Task statement:
Go through the listing and pick out each line with the word "niveles" in it.

Data provided:
—————
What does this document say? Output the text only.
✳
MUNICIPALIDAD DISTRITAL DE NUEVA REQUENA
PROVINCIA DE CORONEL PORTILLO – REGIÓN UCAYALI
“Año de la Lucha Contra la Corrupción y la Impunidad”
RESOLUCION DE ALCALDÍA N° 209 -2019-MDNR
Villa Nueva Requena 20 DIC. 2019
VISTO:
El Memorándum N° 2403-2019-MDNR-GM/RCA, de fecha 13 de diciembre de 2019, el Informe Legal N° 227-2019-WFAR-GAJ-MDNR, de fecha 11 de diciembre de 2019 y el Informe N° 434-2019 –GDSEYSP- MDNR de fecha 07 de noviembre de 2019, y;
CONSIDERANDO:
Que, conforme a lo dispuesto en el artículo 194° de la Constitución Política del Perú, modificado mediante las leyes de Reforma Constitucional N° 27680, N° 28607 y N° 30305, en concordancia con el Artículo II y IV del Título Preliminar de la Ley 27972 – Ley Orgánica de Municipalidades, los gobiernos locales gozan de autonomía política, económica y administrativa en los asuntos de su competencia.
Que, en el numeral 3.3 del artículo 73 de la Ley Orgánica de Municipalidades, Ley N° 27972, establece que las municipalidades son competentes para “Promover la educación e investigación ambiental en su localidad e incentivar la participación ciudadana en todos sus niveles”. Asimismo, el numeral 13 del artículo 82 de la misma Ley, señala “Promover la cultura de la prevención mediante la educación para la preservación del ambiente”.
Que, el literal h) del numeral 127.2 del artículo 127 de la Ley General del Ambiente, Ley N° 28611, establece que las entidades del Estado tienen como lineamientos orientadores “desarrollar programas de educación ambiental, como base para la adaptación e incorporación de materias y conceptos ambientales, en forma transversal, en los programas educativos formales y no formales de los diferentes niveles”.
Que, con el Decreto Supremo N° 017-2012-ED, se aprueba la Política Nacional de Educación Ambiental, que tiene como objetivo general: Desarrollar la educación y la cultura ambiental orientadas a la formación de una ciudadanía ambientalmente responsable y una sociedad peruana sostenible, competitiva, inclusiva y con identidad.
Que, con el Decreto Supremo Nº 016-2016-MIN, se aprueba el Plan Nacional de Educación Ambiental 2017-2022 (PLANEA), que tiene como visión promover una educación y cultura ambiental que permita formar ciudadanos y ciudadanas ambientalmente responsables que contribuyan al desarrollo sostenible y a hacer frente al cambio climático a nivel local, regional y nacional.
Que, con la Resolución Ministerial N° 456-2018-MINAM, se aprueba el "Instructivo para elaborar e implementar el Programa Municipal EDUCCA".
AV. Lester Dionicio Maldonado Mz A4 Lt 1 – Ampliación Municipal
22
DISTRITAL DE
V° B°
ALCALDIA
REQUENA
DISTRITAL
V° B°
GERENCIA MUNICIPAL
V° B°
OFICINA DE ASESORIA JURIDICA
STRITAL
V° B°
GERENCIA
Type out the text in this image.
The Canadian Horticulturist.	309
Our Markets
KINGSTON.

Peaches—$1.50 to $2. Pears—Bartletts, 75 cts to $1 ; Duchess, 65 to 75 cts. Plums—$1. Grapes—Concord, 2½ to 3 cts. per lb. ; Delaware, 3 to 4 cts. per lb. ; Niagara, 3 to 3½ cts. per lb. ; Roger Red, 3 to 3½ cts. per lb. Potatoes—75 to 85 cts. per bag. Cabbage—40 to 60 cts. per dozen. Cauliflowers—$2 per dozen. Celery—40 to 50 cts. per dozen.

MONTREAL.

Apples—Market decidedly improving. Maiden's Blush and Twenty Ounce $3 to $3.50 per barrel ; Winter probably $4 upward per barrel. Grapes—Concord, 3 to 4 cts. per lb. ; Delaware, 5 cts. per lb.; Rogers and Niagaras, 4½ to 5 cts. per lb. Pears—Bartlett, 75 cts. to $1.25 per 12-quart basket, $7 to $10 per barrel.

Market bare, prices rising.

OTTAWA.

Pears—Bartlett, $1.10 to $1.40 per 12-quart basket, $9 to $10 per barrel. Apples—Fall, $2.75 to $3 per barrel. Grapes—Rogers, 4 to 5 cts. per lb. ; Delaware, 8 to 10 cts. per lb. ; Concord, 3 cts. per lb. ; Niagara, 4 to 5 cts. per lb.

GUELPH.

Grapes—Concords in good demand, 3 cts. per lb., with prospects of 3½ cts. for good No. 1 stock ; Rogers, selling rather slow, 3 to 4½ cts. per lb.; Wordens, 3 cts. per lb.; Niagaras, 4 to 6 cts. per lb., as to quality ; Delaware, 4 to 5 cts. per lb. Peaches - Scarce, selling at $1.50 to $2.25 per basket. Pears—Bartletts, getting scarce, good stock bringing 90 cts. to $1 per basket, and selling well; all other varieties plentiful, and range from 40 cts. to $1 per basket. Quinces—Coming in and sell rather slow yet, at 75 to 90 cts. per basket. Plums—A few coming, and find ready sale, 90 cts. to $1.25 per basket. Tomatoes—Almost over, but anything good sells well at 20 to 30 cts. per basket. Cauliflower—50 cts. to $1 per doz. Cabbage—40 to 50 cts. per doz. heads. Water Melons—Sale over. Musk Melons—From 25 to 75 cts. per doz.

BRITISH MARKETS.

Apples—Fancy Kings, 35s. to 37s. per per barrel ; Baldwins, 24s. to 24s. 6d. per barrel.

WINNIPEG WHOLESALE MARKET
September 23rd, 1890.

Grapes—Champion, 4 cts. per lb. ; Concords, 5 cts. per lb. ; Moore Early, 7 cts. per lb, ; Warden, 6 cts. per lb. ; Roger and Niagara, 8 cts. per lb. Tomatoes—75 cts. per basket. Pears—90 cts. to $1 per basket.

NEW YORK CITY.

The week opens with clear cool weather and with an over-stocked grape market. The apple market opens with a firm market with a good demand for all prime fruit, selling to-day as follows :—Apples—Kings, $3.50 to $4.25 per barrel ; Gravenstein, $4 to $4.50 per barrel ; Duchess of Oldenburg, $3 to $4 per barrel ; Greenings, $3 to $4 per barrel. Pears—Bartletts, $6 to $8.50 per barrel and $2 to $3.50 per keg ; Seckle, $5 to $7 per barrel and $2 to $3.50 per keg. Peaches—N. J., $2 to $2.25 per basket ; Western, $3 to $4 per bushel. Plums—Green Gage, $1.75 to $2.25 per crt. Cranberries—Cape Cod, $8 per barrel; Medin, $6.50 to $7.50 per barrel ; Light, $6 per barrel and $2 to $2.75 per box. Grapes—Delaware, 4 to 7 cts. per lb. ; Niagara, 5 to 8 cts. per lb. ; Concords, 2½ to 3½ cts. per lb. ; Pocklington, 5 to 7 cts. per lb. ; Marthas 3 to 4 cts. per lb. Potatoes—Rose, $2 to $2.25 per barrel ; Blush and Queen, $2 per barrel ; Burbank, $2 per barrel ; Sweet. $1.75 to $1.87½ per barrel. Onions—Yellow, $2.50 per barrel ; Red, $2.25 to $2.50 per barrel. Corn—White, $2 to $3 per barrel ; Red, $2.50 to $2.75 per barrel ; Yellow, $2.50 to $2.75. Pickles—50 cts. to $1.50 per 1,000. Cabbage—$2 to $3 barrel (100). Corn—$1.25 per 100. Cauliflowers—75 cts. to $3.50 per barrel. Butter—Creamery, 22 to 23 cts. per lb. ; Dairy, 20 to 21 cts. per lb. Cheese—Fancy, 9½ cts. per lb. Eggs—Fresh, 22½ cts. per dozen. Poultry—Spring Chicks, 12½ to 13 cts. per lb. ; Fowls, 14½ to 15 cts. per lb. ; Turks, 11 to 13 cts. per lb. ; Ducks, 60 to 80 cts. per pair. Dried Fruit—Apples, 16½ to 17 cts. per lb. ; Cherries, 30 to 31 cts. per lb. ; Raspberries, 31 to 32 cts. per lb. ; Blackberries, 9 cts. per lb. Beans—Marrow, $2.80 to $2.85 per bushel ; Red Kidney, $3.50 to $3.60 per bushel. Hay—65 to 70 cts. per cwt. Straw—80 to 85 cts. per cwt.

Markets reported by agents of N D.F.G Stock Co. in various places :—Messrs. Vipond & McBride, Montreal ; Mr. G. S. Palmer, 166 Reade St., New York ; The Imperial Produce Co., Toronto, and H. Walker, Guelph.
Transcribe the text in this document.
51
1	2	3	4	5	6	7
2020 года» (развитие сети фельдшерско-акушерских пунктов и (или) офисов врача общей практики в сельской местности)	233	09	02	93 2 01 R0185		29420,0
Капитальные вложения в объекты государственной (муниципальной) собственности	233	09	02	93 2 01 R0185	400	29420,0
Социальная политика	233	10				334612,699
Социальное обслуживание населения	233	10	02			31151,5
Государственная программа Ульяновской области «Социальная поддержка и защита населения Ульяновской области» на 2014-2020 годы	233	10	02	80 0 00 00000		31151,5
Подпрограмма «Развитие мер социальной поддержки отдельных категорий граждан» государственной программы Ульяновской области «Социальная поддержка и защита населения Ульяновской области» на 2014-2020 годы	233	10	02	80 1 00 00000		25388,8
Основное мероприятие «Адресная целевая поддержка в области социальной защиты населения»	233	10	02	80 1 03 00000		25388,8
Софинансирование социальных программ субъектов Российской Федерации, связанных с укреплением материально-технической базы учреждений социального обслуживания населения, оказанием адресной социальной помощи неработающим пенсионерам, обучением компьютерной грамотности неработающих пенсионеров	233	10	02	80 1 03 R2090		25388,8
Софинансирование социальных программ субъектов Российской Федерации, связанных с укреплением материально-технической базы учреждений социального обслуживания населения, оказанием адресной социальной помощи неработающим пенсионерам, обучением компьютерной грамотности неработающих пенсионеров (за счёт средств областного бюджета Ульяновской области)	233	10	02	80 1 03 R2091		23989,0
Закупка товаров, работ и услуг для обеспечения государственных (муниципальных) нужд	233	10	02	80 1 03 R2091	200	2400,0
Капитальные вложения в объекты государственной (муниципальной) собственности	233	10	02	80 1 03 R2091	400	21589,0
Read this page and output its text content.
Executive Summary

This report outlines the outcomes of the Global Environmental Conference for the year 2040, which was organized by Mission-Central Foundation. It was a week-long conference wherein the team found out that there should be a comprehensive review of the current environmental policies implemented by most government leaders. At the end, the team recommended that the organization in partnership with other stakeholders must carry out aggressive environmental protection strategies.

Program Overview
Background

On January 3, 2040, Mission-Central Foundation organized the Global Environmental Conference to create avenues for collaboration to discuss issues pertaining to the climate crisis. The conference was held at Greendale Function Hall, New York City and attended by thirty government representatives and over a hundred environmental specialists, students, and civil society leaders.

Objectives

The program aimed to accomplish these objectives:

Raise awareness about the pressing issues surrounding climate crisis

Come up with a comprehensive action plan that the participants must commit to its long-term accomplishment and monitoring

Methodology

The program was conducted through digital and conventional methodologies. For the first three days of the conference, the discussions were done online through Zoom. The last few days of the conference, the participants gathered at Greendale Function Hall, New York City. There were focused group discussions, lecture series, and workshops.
—————
Exercise result:
Que, en el numeral 3.3 del artículo 73 de la Ley Orgánica de Municipalidades, Ley N° 27972, establece que las municipalidades son competentes para “Promover la educación e investigación ambiental en su localidad e incentivar la participación ciudadana en todos sus niveles”. Asimismo, el numeral 13 del artículo 82 de la misma Ley, señala “Promover la cultura de la prevención mediante la educación para la preservación del ambiente”.
Que, el literal h) del numeral 127.2 del artículo 127 de la Ley General del Ambiente, Ley N° 28611, establece que las entidades del Estado tienen como lineamientos orientadores “desarrollar programas de educación ambiental, como base para la adaptación e incorporación de materias y conceptos ambientales, en forma transversal, en los programas educativos formales y no formales de los diferentes niveles”.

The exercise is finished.